— start of Provided records —

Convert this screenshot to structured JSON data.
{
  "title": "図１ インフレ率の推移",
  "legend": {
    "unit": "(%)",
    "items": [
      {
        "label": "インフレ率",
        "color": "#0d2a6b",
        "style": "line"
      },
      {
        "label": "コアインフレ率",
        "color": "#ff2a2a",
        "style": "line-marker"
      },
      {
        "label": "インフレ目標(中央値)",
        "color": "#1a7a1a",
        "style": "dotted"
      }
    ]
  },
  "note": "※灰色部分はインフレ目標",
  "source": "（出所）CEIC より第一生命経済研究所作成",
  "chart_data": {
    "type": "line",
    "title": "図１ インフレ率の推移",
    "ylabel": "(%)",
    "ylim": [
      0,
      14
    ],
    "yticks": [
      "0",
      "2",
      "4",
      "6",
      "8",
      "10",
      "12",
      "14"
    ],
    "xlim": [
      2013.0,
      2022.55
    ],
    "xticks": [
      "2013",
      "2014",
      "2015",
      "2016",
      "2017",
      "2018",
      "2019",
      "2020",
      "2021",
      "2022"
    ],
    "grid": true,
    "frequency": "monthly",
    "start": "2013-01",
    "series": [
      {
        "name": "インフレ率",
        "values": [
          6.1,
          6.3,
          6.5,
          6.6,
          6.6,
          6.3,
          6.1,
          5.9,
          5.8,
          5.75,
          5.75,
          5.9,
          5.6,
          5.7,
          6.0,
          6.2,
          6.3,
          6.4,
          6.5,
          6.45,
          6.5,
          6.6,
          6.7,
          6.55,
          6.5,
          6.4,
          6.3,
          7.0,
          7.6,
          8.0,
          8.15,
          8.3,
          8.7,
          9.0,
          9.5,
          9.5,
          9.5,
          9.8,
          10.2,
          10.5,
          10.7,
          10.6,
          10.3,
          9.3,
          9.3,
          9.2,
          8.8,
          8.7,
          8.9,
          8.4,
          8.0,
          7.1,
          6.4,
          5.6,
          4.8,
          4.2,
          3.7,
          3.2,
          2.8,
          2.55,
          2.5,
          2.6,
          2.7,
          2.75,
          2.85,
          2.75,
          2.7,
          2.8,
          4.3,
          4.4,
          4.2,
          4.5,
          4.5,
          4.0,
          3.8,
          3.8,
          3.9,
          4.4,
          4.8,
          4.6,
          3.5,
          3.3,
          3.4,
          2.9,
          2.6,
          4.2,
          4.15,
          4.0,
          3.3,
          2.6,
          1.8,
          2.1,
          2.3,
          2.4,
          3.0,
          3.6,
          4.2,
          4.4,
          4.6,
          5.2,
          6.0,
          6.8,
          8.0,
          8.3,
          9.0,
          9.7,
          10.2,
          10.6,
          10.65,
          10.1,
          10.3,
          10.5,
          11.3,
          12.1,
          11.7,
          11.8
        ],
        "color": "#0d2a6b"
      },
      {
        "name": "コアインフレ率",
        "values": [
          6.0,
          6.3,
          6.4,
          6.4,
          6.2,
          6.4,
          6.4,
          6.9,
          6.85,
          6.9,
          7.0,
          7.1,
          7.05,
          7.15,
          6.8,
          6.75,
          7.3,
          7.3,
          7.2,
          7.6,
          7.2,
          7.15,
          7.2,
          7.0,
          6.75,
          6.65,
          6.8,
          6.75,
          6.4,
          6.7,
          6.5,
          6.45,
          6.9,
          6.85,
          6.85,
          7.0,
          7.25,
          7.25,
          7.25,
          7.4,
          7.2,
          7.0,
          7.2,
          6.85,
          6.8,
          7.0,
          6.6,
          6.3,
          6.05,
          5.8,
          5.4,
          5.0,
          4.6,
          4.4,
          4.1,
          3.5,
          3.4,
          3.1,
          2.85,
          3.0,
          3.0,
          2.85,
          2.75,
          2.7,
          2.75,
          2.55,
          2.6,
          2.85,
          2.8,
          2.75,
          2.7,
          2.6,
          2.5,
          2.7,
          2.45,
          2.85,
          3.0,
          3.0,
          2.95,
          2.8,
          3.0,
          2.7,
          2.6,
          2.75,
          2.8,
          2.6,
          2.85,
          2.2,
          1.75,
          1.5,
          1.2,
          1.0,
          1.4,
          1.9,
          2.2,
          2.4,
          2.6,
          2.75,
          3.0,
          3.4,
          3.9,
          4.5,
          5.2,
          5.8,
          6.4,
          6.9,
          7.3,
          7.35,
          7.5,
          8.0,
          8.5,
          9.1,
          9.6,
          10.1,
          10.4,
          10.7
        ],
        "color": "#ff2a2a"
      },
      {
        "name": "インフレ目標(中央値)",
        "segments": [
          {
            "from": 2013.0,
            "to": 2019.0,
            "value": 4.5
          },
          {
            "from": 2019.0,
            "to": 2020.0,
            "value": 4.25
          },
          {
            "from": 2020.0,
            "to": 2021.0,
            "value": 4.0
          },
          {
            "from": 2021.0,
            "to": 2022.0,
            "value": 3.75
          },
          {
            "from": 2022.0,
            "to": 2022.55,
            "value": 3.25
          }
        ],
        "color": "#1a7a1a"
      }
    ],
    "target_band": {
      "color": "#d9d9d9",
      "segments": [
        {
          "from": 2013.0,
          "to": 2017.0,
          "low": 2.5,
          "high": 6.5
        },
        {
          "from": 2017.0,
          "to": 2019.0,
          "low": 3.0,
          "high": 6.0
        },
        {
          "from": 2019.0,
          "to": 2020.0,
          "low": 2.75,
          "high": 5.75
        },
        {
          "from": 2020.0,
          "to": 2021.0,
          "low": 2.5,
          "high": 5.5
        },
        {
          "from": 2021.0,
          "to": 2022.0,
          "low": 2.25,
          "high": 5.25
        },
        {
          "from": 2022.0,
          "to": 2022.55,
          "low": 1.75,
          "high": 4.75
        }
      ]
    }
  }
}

— end of Provided records —

Take each line of the material that contains the word "title" and list it.

  "title": "図１ インフレ率の推移",
    "title": "図１ インフレ率の推移",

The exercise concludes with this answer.